> _Given records_:
□ □ □ □ □ □ □

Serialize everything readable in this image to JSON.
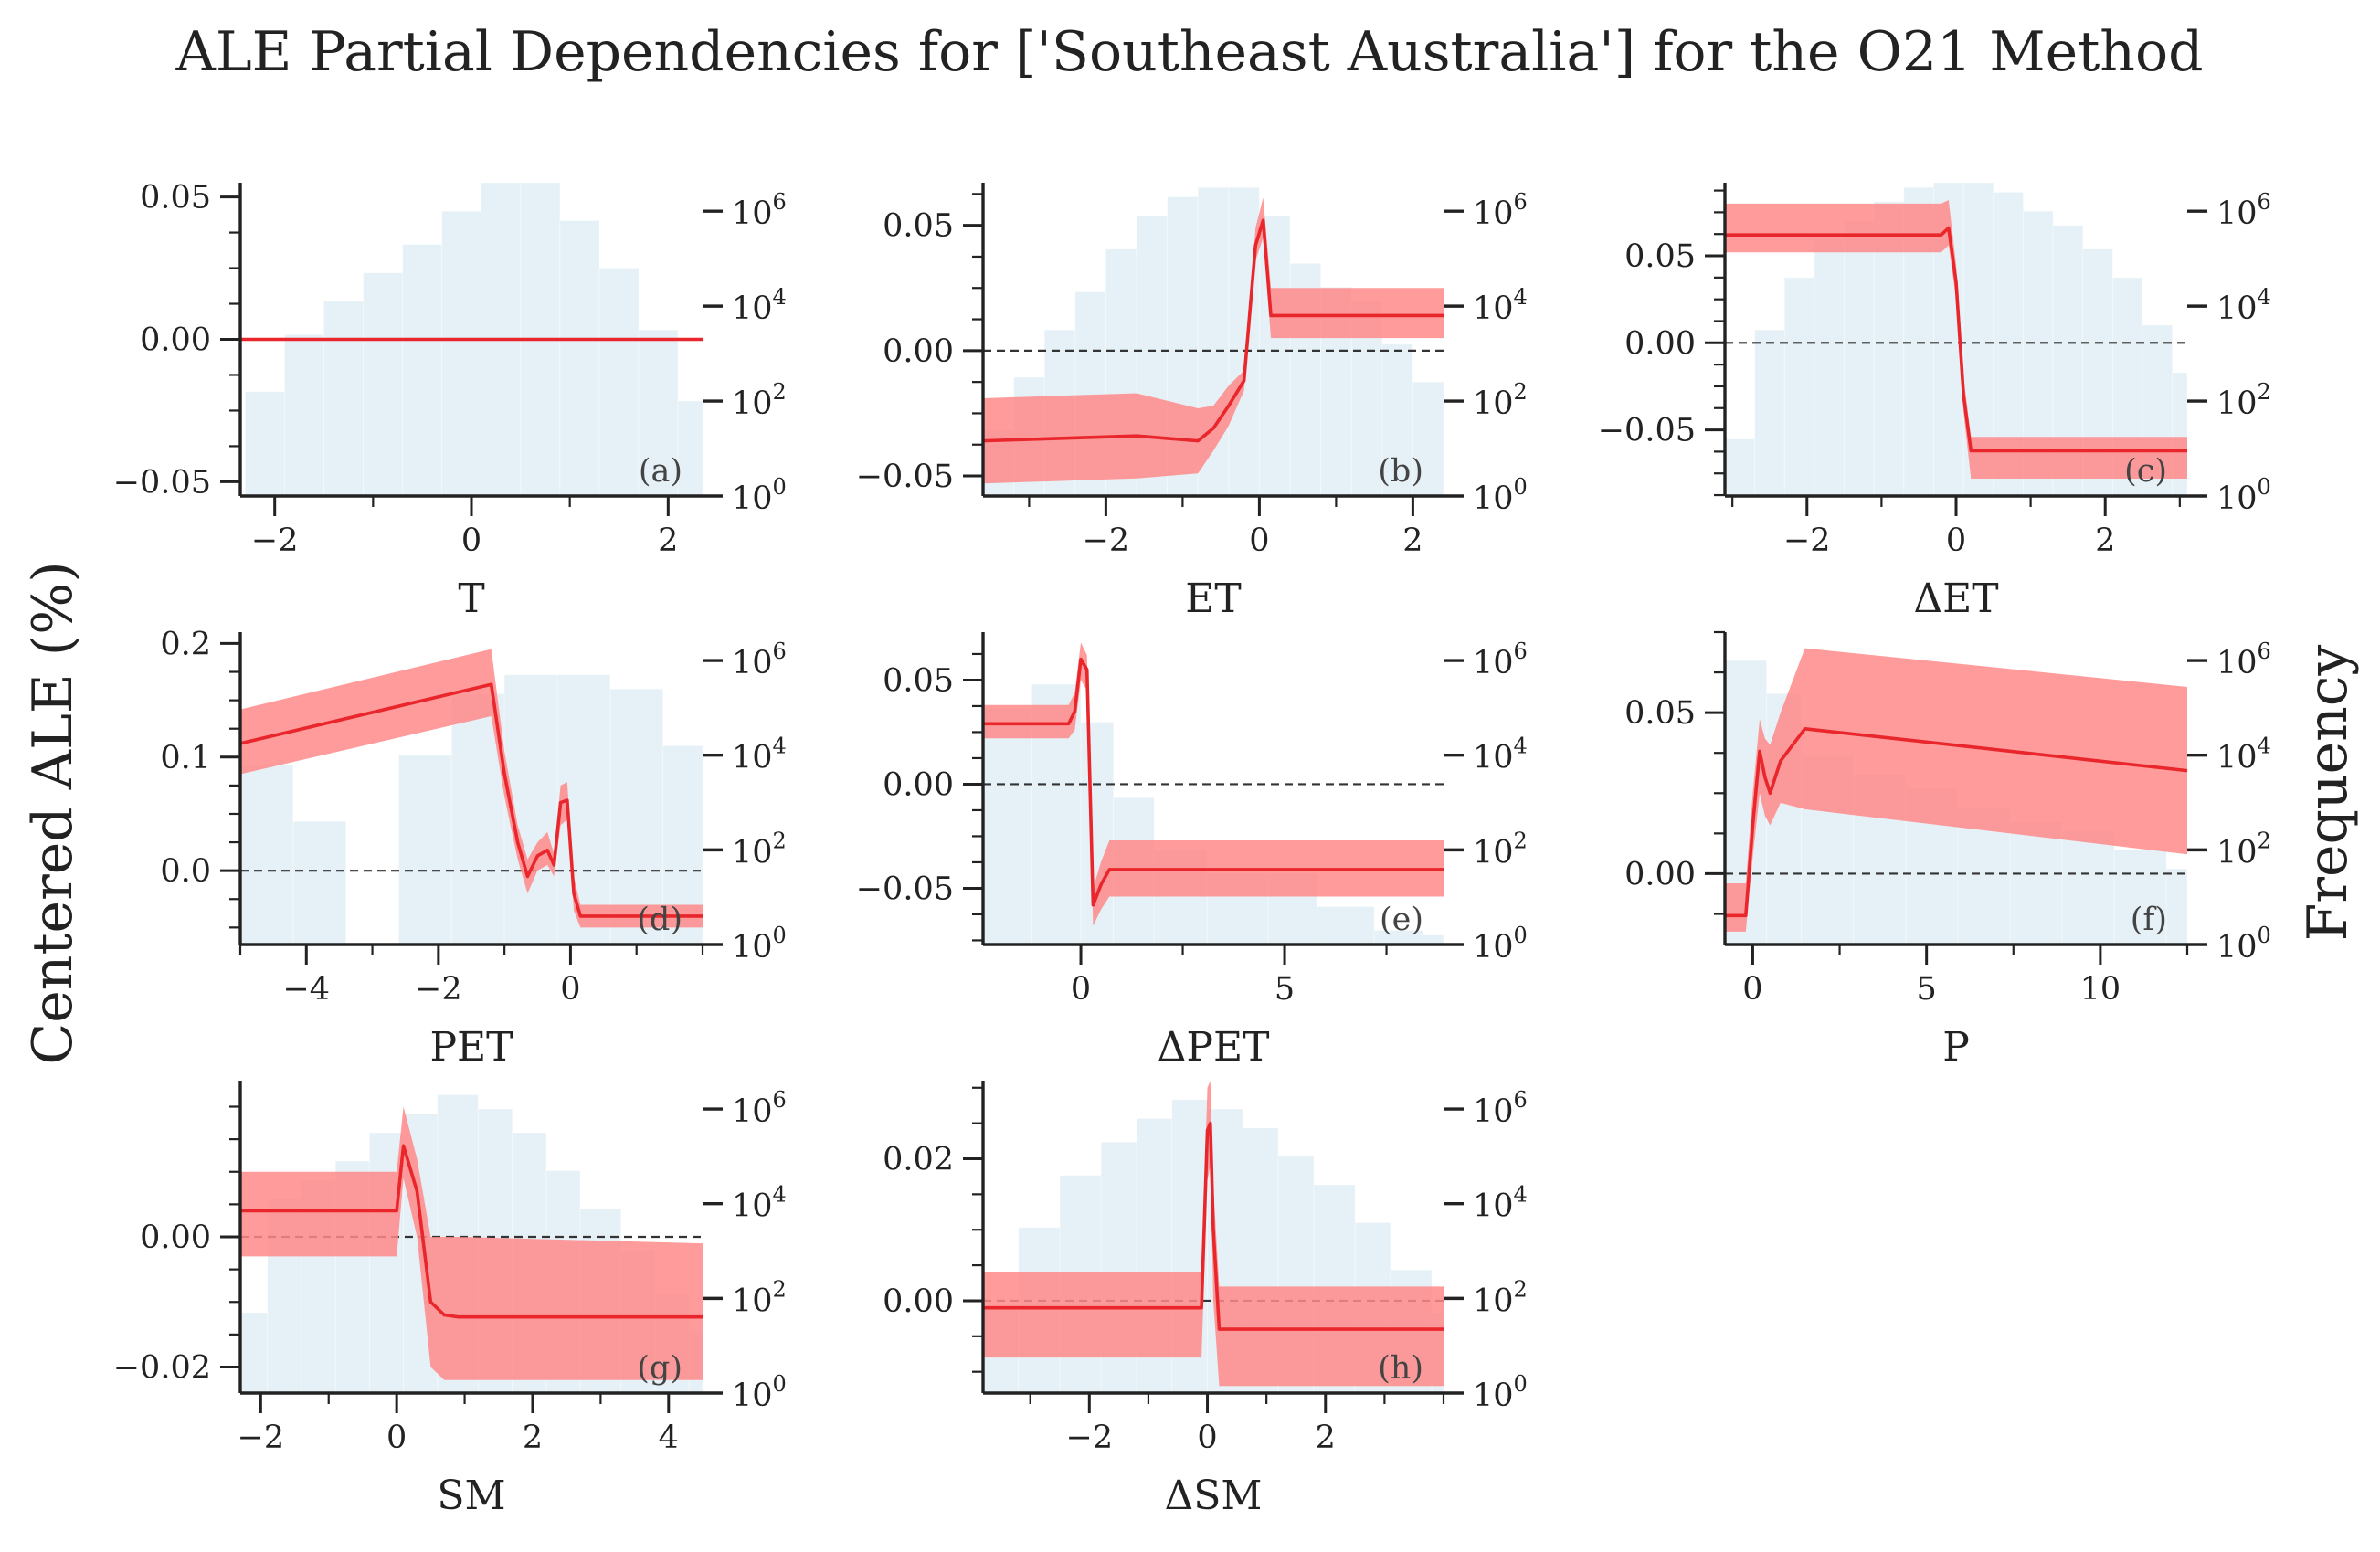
{
  "title": "ALE Partial Dependencies for ['Southeast Australia'] for the O21 Method",
  "ylabel": "Centered ALE (%)",
  "y2label": "Frequency",
  "colors": {
    "line": "#e8262b",
    "band": "#ff8a8a",
    "hist": "#d7eaf1",
    "dash": "#333333",
    "axis": "#222222"
  },
  "chart_data": [
    {
      "type": "line",
      "panel": "(a)",
      "xlabel": "T",
      "xlim": [
        -2.35,
        2.35
      ],
      "ylim": [
        -0.055,
        0.055
      ],
      "xticks": [
        -2,
        0,
        2
      ],
      "yticks": [
        -0.05,
        0.0,
        0.05
      ],
      "ytick_labels": [
        "−0.05",
        "0.00",
        "0.05"
      ],
      "x": [
        -2.35,
        2.35
      ],
      "y": [
        0.0,
        0.0
      ],
      "lower": [
        0.0,
        0.0
      ],
      "upper": [
        0.0,
        0.0
      ],
      "hist_edges": [
        -2.3,
        -1.9,
        -1.5,
        -1.1,
        -0.7,
        -0.3,
        0.1,
        0.5,
        0.9,
        1.3,
        1.7,
        2.1,
        2.35
      ],
      "hist_counts": [
        2.2,
        3.4,
        4.1,
        4.7,
        5.3,
        6.0,
        6.6,
        6.6,
        5.8,
        4.8,
        3.5,
        2.0
      ]
    },
    {
      "type": "line",
      "panel": "(b)",
      "xlabel": "ET",
      "xlim": [
        -3.6,
        2.4
      ],
      "ylim": [
        -0.058,
        0.067
      ],
      "xticks": [
        -2,
        0,
        2
      ],
      "yticks": [
        -0.05,
        0.0,
        0.05
      ],
      "ytick_labels": [
        "−0.05",
        "0.00",
        "0.05"
      ],
      "x": [
        -3.6,
        -1.6,
        -0.8,
        -0.6,
        -0.4,
        -0.2,
        -0.05,
        0.05,
        0.15,
        0.25,
        2.4
      ],
      "y": [
        -0.036,
        -0.034,
        -0.036,
        -0.031,
        -0.022,
        -0.012,
        0.042,
        0.052,
        0.014,
        0.014,
        0.014
      ],
      "lower": [
        -0.053,
        -0.051,
        -0.049,
        -0.04,
        -0.03,
        -0.016,
        0.036,
        0.045,
        0.005,
        0.005,
        0.005
      ],
      "upper": [
        -0.019,
        -0.017,
        -0.023,
        -0.022,
        -0.014,
        -0.008,
        0.049,
        0.061,
        0.025,
        0.025,
        0.025
      ],
      "hist_edges": [
        -3.6,
        -3.2,
        -2.8,
        -2.4,
        -2.0,
        -1.6,
        -1.2,
        -0.8,
        -0.4,
        0.0,
        0.4,
        0.8,
        1.2,
        1.6,
        2.0,
        2.4
      ],
      "hist_counts": [
        1.4,
        2.5,
        3.5,
        4.3,
        5.2,
        5.9,
        6.3,
        6.5,
        6.5,
        5.9,
        4.9,
        4.4,
        4.1,
        3.2,
        2.4
      ]
    },
    {
      "type": "line",
      "panel": "(c)",
      "xlabel": "ΔET",
      "xlim": [
        -3.1,
        3.1
      ],
      "ylim": [
        -0.088,
        0.092
      ],
      "xticks": [
        -2,
        0,
        2
      ],
      "yticks": [
        -0.05,
        0.0,
        0.05
      ],
      "ytick_labels": [
        "−0.05",
        "0.00",
        "0.05"
      ],
      "x": [
        -3.1,
        -0.2,
        -0.1,
        0.0,
        0.1,
        0.2,
        3.1
      ],
      "y": [
        0.062,
        0.062,
        0.066,
        0.035,
        -0.03,
        -0.062,
        -0.062
      ],
      "lower": [
        0.052,
        0.052,
        0.056,
        0.025,
        -0.04,
        -0.078,
        -0.078
      ],
      "upper": [
        0.08,
        0.08,
        0.082,
        0.045,
        -0.02,
        -0.054,
        -0.054
      ],
      "hist_edges": [
        -3.1,
        -2.7,
        -2.3,
        -1.9,
        -1.5,
        -1.1,
        -0.7,
        -0.3,
        0.1,
        0.5,
        0.9,
        1.3,
        1.7,
        2.1,
        2.5,
        2.9,
        3.1
      ],
      "hist_counts": [
        1.2,
        3.5,
        4.6,
        5.4,
        5.8,
        6.2,
        6.5,
        6.6,
        6.6,
        6.4,
        6.0,
        5.7,
        5.2,
        4.6,
        3.6,
        2.6
      ]
    },
    {
      "type": "line",
      "panel": "(d)",
      "xlabel": "PET",
      "xlim": [
        -5.0,
        2.0
      ],
      "ylim": [
        -0.065,
        0.21
      ],
      "xticks": [
        -4,
        -2,
        0
      ],
      "yticks": [
        0.0,
        0.1,
        0.2
      ],
      "ytick_labels": [
        "0.0",
        "0.1",
        "0.2"
      ],
      "x": [
        -5.0,
        -1.2,
        -1.0,
        -0.8,
        -0.65,
        -0.5,
        -0.35,
        -0.25,
        -0.15,
        -0.05,
        0.05,
        0.15,
        2.0
      ],
      "y": [
        0.112,
        0.164,
        0.085,
        0.025,
        -0.005,
        0.013,
        0.018,
        0.005,
        0.06,
        0.062,
        -0.02,
        -0.04,
        -0.04
      ],
      "lower": [
        0.085,
        0.136,
        0.065,
        0.01,
        -0.02,
        0.0,
        0.005,
        -0.005,
        0.04,
        0.045,
        -0.035,
        -0.05,
        -0.05
      ],
      "upper": [
        0.142,
        0.195,
        0.105,
        0.04,
        0.01,
        0.025,
        0.034,
        0.015,
        0.075,
        0.078,
        -0.005,
        -0.03,
        -0.03
      ],
      "hist_edges": [
        -5.0,
        -4.2,
        -3.4,
        -2.6,
        -1.8,
        -1.0,
        -0.2,
        0.6,
        1.4,
        2.0
      ],
      "hist_counts": [
        3.8,
        2.6,
        0,
        4.0,
        5.3,
        5.7,
        5.7,
        5.4,
        4.2
      ]
    },
    {
      "type": "line",
      "panel": "(e)",
      "xlabel": "ΔPET",
      "xlim": [
        -2.4,
        8.9
      ],
      "ylim": [
        -0.077,
        0.073
      ],
      "xticks": [
        0,
        5
      ],
      "yticks": [
        -0.05,
        0.0,
        0.05
      ],
      "ytick_labels": [
        "−0.05",
        "0.00",
        "0.05"
      ],
      "x": [
        -2.4,
        -0.3,
        -0.15,
        0.0,
        0.15,
        0.3,
        0.5,
        0.7,
        8.9
      ],
      "y": [
        0.029,
        0.029,
        0.035,
        0.06,
        0.055,
        -0.058,
        -0.048,
        -0.041,
        -0.041
      ],
      "lower": [
        0.022,
        0.022,
        0.026,
        0.05,
        0.045,
        -0.068,
        -0.06,
        -0.054,
        -0.054
      ],
      "upper": [
        0.038,
        0.038,
        0.044,
        0.068,
        0.062,
        -0.05,
        -0.037,
        -0.027,
        -0.027
      ],
      "hist_edges": [
        -2.4,
        -1.2,
        0.0,
        0.8,
        1.8,
        3.1,
        4.6,
        5.8,
        7.2,
        8.4,
        8.9
      ],
      "hist_counts": [
        5.0,
        5.5,
        4.7,
        3.1,
        2.0,
        1.5,
        1.5,
        0.8,
        0.3,
        0.2
      ]
    },
    {
      "type": "line",
      "panel": "(f)",
      "xlabel": "P",
      "xlim": [
        -0.8,
        12.5
      ],
      "ylim": [
        -0.022,
        0.075
      ],
      "xticks": [
        0,
        5,
        10
      ],
      "yticks": [
        0.0,
        0.05
      ],
      "ytick_labels": [
        "0.00",
        "0.05"
      ],
      "x": [
        -0.8,
        -0.2,
        0.0,
        0.2,
        0.35,
        0.5,
        0.8,
        1.5,
        12.5
      ],
      "y": [
        -0.013,
        -0.013,
        0.015,
        0.038,
        0.03,
        0.025,
        0.035,
        0.045,
        0.032
      ],
      "lower": [
        -0.018,
        -0.018,
        0.005,
        0.025,
        0.018,
        0.015,
        0.022,
        0.02,
        0.006
      ],
      "upper": [
        -0.003,
        -0.003,
        0.025,
        0.048,
        0.042,
        0.04,
        0.05,
        0.07,
        0.058
      ],
      "hist_edges": [
        -0.8,
        0.4,
        1.4,
        2.9,
        4.4,
        5.9,
        7.4,
        8.9,
        10.4,
        11.9,
        12.5
      ],
      "hist_counts": [
        6.0,
        5.3,
        4.0,
        3.6,
        3.3,
        2.9,
        2.6,
        2.4,
        2.0,
        1.6
      ]
    },
    {
      "type": "line",
      "panel": "(g)",
      "xlabel": "SM",
      "xlim": [
        -2.3,
        4.5
      ],
      "ylim": [
        -0.024,
        0.024
      ],
      "xticks": [
        -2,
        0,
        2,
        4
      ],
      "yticks": [
        -0.02,
        0.0
      ],
      "ytick_labels": [
        "−0.02",
        "0.00"
      ],
      "x": [
        -2.3,
        0.0,
        0.1,
        0.3,
        0.5,
        0.7,
        0.9,
        4.5
      ],
      "y": [
        0.004,
        0.004,
        0.014,
        0.007,
        -0.01,
        -0.012,
        -0.0123,
        -0.0123
      ],
      "lower": [
        -0.003,
        -0.003,
        0.009,
        0.0,
        -0.02,
        -0.022,
        -0.022,
        -0.022
      ],
      "upper": [
        0.01,
        0.01,
        0.02,
        0.012,
        0.0,
        0.0,
        0.0,
        -0.001
      ],
      "hist_edges": [
        -2.3,
        -1.9,
        -1.4,
        -0.9,
        -0.4,
        0.1,
        0.6,
        1.2,
        1.7,
        2.2,
        2.7,
        3.3,
        3.8,
        4.3,
        4.5
      ],
      "hist_counts": [
        1.7,
        4.1,
        4.5,
        4.9,
        5.5,
        5.9,
        6.3,
        6.0,
        5.5,
        4.7,
        3.9,
        3.0,
        2.1,
        1.3
      ]
    },
    {
      "type": "line",
      "panel": "(h)",
      "xlabel": "ΔSM",
      "xlim": [
        -3.8,
        4.0
      ],
      "ylim": [
        -0.013,
        0.031
      ],
      "xticks": [
        -2,
        0,
        2
      ],
      "yticks": [
        0.0,
        0.02
      ],
      "ytick_labels": [
        "0.00",
        "0.02"
      ],
      "x": [
        -3.8,
        -0.1,
        0.0,
        0.05,
        0.1,
        0.2,
        4.0
      ],
      "y": [
        -0.001,
        -0.001,
        0.024,
        0.025,
        0.01,
        -0.004,
        -0.004
      ],
      "lower": [
        -0.008,
        -0.008,
        0.017,
        0.019,
        0.0,
        -0.012,
        -0.012
      ],
      "upper": [
        0.004,
        0.004,
        0.03,
        0.031,
        0.016,
        0.002,
        0.002
      ],
      "hist_edges": [
        -3.8,
        -3.2,
        -2.5,
        -1.8,
        -1.2,
        -0.6,
        0.0,
        0.6,
        1.2,
        1.8,
        2.5,
        3.1,
        3.8,
        4.0
      ],
      "hist_counts": [
        1.8,
        3.5,
        4.6,
        5.3,
        5.8,
        6.2,
        6.0,
        5.6,
        5.0,
        4.4,
        3.6,
        2.6,
        1.7
      ]
    }
  ]
}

□ □ □ □ □ □ □

> _Problem to solve_: Copy out each line of the records that holds the string "xlabel".

> _Task solution_:
      "xlabel": "T",
      "xlabel": "ET",
      "xlabel": "ΔET",
      "xlabel": "PET",
      "xlabel": "ΔPET",
      "xlabel": "P",
      "xlabel": "SM",
      "xlabel": "ΔSM",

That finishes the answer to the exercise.